◆ **OBJECTIVE**
In the stretch of rows from the one containing "series-line-nisin-solid- [314,346,1551,877]" through the one containing "legend-entry: Nisin (solid) [358,1324,494,1355]", swap "y-tick-label" for "y-axis-label" and leave everything else as it is. Return only those rows.

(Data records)
_ _ _ _ _ _ _

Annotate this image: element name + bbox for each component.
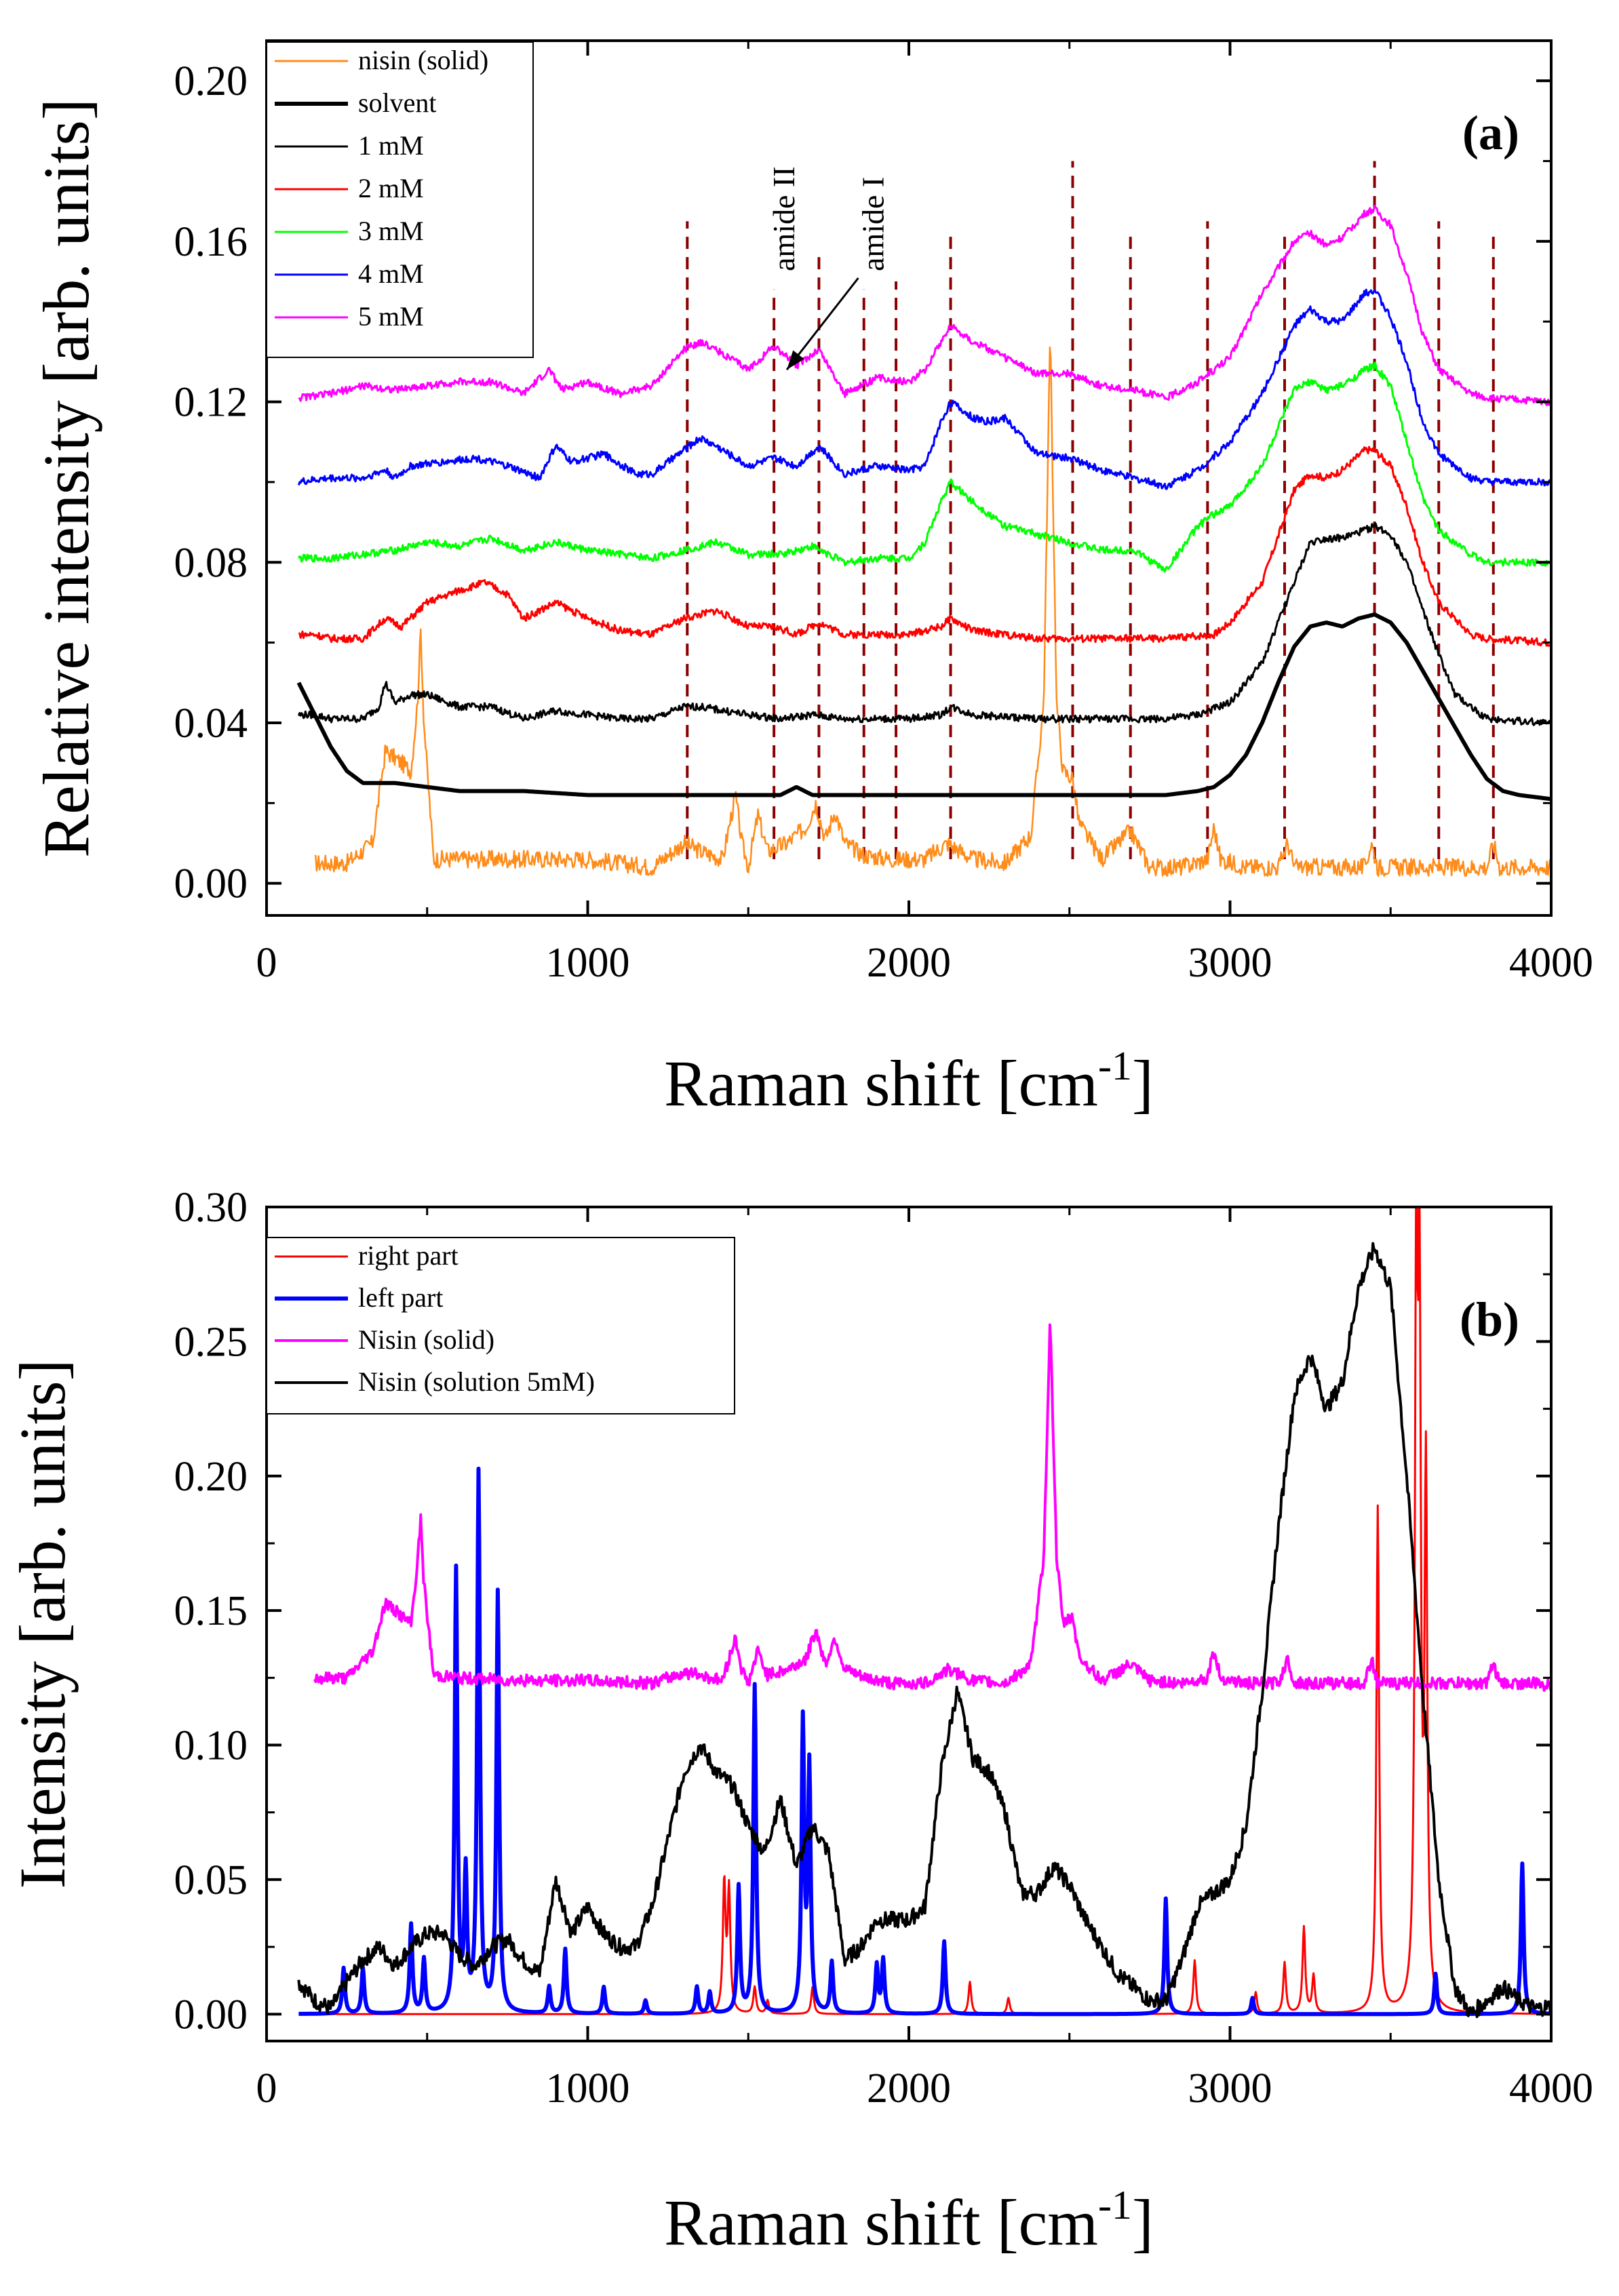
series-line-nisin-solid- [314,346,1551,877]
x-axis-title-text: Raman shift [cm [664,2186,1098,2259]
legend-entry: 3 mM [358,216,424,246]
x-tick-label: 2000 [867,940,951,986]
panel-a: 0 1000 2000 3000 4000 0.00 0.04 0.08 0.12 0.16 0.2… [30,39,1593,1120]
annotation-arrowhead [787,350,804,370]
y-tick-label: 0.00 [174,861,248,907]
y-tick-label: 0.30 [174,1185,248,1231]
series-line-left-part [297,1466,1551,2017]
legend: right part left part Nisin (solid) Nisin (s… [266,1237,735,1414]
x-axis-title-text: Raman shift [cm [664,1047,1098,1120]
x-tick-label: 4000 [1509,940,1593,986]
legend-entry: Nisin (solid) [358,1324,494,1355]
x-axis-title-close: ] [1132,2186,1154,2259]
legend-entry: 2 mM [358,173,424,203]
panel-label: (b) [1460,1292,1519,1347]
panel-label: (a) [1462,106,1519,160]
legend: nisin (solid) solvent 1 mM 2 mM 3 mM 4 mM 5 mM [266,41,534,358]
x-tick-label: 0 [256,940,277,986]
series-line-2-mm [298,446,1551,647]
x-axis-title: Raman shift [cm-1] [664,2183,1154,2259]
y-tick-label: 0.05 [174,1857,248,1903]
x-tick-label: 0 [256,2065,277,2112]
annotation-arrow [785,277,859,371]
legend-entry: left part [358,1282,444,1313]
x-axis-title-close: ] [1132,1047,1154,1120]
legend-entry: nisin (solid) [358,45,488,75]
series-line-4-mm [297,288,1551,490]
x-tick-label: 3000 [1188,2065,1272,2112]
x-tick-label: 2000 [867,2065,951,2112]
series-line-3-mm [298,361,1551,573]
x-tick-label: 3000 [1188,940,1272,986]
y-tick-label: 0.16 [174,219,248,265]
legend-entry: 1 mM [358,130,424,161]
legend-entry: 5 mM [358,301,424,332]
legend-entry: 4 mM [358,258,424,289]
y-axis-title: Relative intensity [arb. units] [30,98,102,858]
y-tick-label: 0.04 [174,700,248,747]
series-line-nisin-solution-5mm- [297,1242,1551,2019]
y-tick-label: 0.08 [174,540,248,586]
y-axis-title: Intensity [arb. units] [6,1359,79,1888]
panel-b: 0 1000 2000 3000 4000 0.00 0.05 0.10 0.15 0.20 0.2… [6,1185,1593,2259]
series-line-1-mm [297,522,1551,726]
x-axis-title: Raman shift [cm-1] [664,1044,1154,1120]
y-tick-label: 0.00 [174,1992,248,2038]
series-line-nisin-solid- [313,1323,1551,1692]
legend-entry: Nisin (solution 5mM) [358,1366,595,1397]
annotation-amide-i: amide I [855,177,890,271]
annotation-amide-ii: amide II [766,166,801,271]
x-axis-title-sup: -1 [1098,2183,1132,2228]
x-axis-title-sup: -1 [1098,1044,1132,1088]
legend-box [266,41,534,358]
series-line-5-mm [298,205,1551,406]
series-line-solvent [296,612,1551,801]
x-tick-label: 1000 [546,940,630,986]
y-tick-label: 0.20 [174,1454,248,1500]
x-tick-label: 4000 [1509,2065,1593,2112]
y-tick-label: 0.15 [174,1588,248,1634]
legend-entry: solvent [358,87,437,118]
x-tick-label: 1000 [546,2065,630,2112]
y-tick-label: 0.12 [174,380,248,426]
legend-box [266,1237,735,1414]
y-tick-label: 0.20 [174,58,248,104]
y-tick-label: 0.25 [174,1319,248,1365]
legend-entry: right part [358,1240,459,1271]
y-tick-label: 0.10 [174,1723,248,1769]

_ _ _ _ _ _ _

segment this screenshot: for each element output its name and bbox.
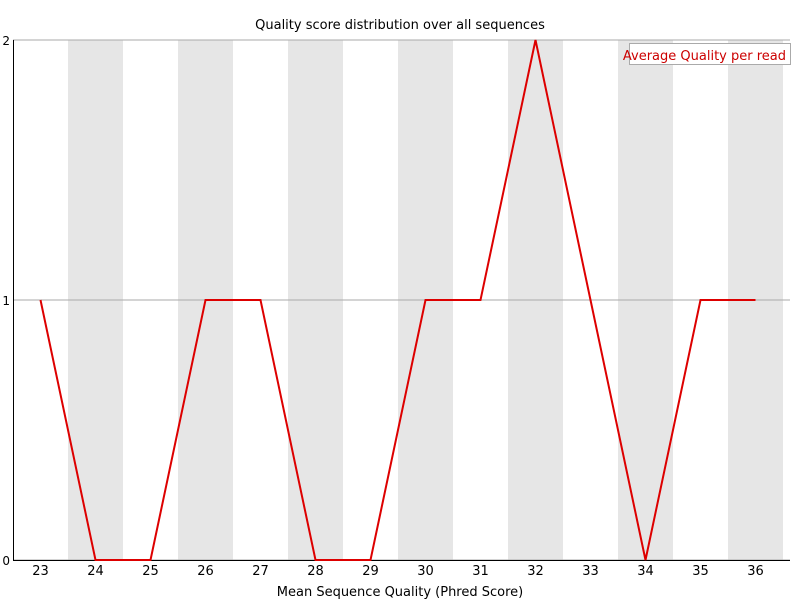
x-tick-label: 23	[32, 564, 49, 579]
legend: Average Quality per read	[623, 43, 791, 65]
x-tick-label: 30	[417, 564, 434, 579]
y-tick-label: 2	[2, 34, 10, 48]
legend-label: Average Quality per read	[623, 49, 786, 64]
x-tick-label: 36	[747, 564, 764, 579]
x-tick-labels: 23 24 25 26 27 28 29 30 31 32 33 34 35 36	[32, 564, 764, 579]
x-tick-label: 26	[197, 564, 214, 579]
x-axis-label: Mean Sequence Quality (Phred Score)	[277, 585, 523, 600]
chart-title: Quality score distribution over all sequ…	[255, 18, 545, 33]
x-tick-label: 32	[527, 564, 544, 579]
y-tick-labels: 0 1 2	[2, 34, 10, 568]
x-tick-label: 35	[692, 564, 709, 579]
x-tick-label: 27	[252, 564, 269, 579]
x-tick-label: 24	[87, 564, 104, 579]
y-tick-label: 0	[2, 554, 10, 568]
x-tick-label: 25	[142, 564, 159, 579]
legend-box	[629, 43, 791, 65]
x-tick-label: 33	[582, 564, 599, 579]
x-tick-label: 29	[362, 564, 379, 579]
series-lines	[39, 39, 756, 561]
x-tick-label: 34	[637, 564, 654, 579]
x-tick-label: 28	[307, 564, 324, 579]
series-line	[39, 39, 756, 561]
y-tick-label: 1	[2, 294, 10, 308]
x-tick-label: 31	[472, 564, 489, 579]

_ _ _ _ _ _ _

◆ **ANSWER TO THE PROBLEM**
series-line-nisin-solid- [314,346,1551,877]
x-axis-title-text: Raman shift [cm [664,2186,1098,2259]
legend-entry: 3 mM [358,216,424,246]
x-tick-label: 2000 [867,940,951,986]
panel-a: 0 1000 2000 3000 4000 0.00 0.04 0.08 0.12 0.16 0.2… [30,39,1593,1120]
annotation-arrowhead [787,350,804,370]
y-axis-label: 0.00 [174,861,248,907]
y-axis-label: 0.30 [174,1185,248,1231]
series-line-left-part [297,1466,1551,2017]
legend: right part left part Nisin (solid) Nisin (s… [266,1237,735,1414]
x-axis-title-text: Raman shift [cm [664,1047,1098,1120]
x-tick-label: 4000 [1509,940,1593,986]
legend-entry: Nisin (solid) [358,1324,494,1355]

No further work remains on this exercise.